◆ **SHORT PROBLEM**: Return the records exactly as they are.

══ SOURCE RECORDS

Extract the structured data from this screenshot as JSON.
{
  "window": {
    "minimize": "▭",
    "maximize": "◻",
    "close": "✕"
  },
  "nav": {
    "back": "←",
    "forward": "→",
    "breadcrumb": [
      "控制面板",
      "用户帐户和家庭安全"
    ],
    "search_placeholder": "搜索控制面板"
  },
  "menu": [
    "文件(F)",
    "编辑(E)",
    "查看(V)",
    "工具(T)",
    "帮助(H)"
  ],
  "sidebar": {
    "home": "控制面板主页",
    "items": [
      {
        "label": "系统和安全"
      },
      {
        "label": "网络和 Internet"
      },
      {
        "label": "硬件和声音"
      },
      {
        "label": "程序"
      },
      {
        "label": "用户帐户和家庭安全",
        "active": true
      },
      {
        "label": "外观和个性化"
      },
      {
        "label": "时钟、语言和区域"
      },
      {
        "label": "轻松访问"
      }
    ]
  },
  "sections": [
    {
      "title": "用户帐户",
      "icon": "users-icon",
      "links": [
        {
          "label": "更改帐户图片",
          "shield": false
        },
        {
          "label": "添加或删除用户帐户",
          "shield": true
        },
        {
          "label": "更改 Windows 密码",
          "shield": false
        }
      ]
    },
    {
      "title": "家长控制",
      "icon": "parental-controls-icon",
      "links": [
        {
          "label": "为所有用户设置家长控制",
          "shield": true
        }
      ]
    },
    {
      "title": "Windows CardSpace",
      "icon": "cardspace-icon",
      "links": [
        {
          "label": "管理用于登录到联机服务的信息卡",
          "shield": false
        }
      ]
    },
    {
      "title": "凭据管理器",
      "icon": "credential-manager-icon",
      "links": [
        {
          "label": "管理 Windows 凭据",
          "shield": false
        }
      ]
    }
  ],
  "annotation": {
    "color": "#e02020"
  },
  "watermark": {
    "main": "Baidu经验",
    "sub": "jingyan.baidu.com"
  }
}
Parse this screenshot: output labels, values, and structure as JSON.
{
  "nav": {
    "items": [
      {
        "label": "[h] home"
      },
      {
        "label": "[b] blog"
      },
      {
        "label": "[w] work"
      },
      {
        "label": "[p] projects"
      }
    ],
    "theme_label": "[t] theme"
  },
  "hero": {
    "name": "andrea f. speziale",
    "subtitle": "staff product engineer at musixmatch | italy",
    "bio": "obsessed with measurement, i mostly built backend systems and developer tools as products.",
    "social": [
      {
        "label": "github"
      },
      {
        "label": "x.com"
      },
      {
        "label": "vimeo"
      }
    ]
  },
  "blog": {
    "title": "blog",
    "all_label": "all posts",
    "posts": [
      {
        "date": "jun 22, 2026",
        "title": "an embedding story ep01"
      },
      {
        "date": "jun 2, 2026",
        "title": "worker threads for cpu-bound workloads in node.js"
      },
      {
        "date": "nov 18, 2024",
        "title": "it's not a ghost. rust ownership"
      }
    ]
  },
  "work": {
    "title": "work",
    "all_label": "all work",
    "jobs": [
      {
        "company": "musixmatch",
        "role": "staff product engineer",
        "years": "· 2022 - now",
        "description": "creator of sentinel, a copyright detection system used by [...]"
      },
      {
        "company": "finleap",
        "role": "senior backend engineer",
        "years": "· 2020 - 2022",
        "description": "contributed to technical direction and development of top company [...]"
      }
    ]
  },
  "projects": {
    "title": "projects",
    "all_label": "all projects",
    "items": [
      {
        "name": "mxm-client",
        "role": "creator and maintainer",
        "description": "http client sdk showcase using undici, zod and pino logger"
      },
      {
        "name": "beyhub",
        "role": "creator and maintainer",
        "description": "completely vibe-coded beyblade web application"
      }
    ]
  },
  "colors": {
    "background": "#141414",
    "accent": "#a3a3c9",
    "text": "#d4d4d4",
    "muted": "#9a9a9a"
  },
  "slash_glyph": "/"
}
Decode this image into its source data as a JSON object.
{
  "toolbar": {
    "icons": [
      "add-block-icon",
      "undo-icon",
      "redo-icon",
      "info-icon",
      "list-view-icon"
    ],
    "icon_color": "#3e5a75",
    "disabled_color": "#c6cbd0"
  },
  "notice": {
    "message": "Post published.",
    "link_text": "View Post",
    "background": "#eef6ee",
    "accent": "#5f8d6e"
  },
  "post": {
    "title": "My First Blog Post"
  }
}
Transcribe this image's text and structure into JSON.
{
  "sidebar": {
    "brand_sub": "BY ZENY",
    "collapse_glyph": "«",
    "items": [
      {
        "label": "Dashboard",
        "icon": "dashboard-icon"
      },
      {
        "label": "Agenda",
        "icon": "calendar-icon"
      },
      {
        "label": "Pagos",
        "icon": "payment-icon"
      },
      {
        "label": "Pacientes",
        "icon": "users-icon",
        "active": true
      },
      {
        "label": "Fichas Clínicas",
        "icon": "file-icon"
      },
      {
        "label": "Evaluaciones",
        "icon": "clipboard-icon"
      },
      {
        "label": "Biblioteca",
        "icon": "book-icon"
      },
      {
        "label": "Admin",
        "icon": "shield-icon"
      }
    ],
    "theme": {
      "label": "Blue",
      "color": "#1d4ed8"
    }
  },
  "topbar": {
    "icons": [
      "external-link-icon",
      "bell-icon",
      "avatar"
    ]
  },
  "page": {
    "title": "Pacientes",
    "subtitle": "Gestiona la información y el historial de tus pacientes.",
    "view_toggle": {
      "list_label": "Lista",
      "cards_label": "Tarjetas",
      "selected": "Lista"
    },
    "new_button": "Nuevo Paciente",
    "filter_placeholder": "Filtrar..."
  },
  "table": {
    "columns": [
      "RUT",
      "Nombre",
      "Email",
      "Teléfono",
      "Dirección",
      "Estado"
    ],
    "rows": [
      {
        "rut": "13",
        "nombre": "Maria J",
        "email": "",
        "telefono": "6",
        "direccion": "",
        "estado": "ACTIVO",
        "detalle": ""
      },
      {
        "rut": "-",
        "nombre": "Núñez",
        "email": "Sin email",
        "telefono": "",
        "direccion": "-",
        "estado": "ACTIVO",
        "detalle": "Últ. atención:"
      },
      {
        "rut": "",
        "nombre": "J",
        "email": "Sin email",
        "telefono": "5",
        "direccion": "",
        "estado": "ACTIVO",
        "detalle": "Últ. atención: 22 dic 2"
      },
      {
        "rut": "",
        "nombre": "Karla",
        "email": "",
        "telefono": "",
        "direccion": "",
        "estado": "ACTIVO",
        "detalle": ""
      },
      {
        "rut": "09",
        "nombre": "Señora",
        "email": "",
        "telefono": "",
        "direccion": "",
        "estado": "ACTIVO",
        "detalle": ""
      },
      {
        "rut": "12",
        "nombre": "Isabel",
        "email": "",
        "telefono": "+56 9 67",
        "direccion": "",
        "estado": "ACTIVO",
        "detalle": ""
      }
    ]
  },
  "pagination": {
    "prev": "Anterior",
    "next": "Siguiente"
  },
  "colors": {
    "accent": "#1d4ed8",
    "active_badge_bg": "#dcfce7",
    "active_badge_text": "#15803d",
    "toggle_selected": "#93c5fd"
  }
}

════

◆ **FINAL RESULT**:
Extract the structured data from this screenshot as JSON.
{
  "window": {
    "minimize": "▭",
    "maximize": "◻",
    "close": "✕"
  },
  "nav": {
    "back": "←",
    "forward": "→",
    "breadcrumb": [
      "控制面板",
      "用户帐户和家庭安全"
    ],
    "search_placeholder": "搜索控制面板"
  },
  "menu": [
    "文件(F)",
    "编辑(E)",
    "查看(V)",
    "工具(T)",
    "帮助(H)"
  ],
  "sidebar": {
    "home": "控制面板主页",
    "items": [
      {
        "label": "系统和安全"
      },
      {
        "label": "网络和 Internet"
      },
      {
        "label": "硬件和声音"
      },
      {
        "label": "程序"
      },
      {
        "label": "用户帐户和家庭安全",
        "active": true
      },
      {
        "label": "外观和个性化"
      },
      {
        "label": "时钟、语言和区域"
      },
      {
        "label": "轻松访问"
      }
    ]
  },
  "sections": [
    {
      "title": "用户帐户",
      "icon": "users-icon",
      "links": [
        {
          "label": "更改帐户图片",
          "shield": false
        },
        {
          "label": "添加或删除用户帐户",
          "shield": true
        },
        {
          "label": "更改 Windows 密码",
          "shield": false
        }
      ]
    },
    {
      "title": "家长控制",
      "icon": "parental-controls-icon",
      "links": [
        {
          "label": "为所有用户设置家长控制",
          "shield": true
        }
      ]
    },
    {
      "title": "Windows CardSpace",
      "icon": "cardspace-icon",
      "links": [
        {
          "label": "管理用于登录到联机服务的信息卡",
          "shield": false
        }
      ]
    },
    {
      "title": "凭据管理器",
      "icon": "credential-manager-icon",
      "links": [
        {
          "label": "管理 Windows 凭据",
          "shield": false
        }
      ]
    }
  ],
  "annotation": {
    "color": "#e02020"
  },
  "watermark": {
    "main": "Baidu经验",
    "sub": "jingyan.baidu.com"
  }
}
Parse this screenshot: output labels, values, and structure as JSON.
{
  "nav": {
    "items": [
      {
        "label": "[h] home"
      },
      {
        "label": "[b] blog"
      },
      {
        "label": "[w] work"
      },
      {
        "label": "[p] projects"
      }
    ],
    "theme_label": "[t] theme"
  },
  "hero": {
    "name": "andrea f. speziale",
    "subtitle": "staff product engineer at musixmatch | italy",
    "bio": "obsessed with measurement, i mostly built backend systems and developer tools as products.",
    "social": [
      {
        "label": "github"
      },
      {
        "label": "x.com"
      },
      {
        "label": "vimeo"
      }
    ]
  },
  "blog": {
    "title": "blog",
    "all_label": "all posts",
    "posts": [
      {
        "date": "jun 22, 2026",
        "title": "an embedding story ep01"
      },
      {
        "date": "jun 2, 2026",
        "title": "worker threads for cpu-bound workloads in node.js"
      },
      {
        "date": "nov 18, 2024",
        "title": "it's not a ghost. rust ownership"
      }
    ]
  },
  "work": {
    "title": "work",
    "all_label": "all work",
    "jobs": [
      {
        "company": "musixmatch",
        "role": "staff product engineer",
        "years": "· 2022 - now",
        "description": "creator of sentinel, a copyright detection system used by [...]"
      },
      {
        "company": "finleap",
        "role": "senior backend engineer",
        "years": "· 2020 - 2022",
        "description": "contributed to technical direction and development of top company [...]"
      }
    ]
  },
  "projects": {
    "title": "projects",
    "all_label": "all projects",
    "items": [
      {
        "name": "mxm-client",
        "role": "creator and maintainer",
        "description": "http client sdk showcase using undici, zod and pino logger"
      },
      {
        "name": "beyhub",
        "role": "creator and maintainer",
        "description": "completely vibe-coded beyblade web application"
      }
    ]
  },
  "colors": {
    "background": "#141414",
    "accent": "#a3a3c9",
    "text": "#d4d4d4",
    "muted": "#9a9a9a"
  },
  "slash_glyph": "/"
}
Decode this image into its source data as a JSON object.
{
  "toolbar": {
    "icons": [
      "add-block-icon",
      "undo-icon",
      "redo-icon",
      "info-icon",
      "list-view-icon"
    ],
    "icon_color": "#3e5a75",
    "disabled_color": "#c6cbd0"
  },
  "notice": {
    "message": "Post published.",
    "link_text": "View Post",
    "background": "#eef6ee",
    "accent": "#5f8d6e"
  },
  "post": {
    "title": "My First Blog Post"
  }
}
Transcribe this image's text and structure into JSON.
{
  "sidebar": {
    "brand_sub": "BY ZENY",
    "collapse_glyph": "«",
    "items": [
      {
        "label": "Dashboard",
        "icon": "dashboard-icon"
      },
      {
        "label": "Agenda",
        "icon": "calendar-icon"
      },
      {
        "label": "Pagos",
        "icon": "payment-icon"
      },
      {
        "label": "Pacientes",
        "icon": "users-icon",
        "active": true
      },
      {
        "label": "Fichas Clínicas",
        "icon": "file-icon"
      },
      {
        "label": "Evaluaciones",
        "icon": "clipboard-icon"
      },
      {
        "label": "Biblioteca",
        "icon": "book-icon"
      },
      {
        "label": "Admin",
        "icon": "shield-icon"
      }
    ],
    "theme": {
      "label": "Blue",
      "color": "#1d4ed8"
    }
  },
  "topbar": {
    "icons": [
      "external-link-icon",
      "bell-icon",
      "avatar"
    ]
  },
  "page": {
    "title": "Pacientes",
    "subtitle": "Gestiona la información y el historial de tus pacientes.",
    "view_toggle": {
      "list_label": "Lista",
      "cards_label": "Tarjetas",
      "selected": "Lista"
    },
    "new_button": "Nuevo Paciente",
    "filter_placeholder": "Filtrar..."
  },
  "table": {
    "columns": [
      "RUT",
      "Nombre",
      "Email",
      "Teléfono",
      "Dirección",
      "Estado"
    ],
    "rows": [
      {
        "rut": "13",
        "nombre": "Maria J",
        "email": "",
        "telefono": "6",
        "direccion": "",
        "estado": "ACTIVO",
        "detalle": ""
      },
      {
        "rut": "-",
        "nombre": "Núñez",
        "email": "Sin email",
        "telefono": "",
        "direccion": "-",
        "estado": "ACTIVO",
        "detalle": "Últ. atención:"
      },
      {
        "rut": "",
        "nombre": "J",
        "email": "Sin email",
        "telefono": "5",
        "direccion": "",
        "estado": "ACTIVO",
        "detalle": "Últ. atención: 22 dic 2"
      },
      {
        "rut": "",
        "nombre": "Karla",
        "email": "",
        "telefono": "",
        "direccion": "",
        "estado": "ACTIVO",
        "detalle": ""
      },
      {
        "rut": "09",
        "nombre": "Señora",
        "email": "",
        "telefono": "",
        "direccion": "",
        "estado": "ACTIVO",
        "detalle": ""
      },
      {
        "rut": "12",
        "nombre": "Isabel",
        "email": "",
        "telefono": "+56 9 67",
        "direccion": "",
        "estado": "ACTIVO",
        "detalle": ""
      }
    ]
  },
  "pagination": {
    "prev": "Anterior",
    "next": "Siguiente"
  },
  "colors": {
    "accent": "#1d4ed8",
    "active_badge_bg": "#dcfce7",
    "active_badge_text": "#15803d",
    "toggle_selected": "#93c5fd"
  }
}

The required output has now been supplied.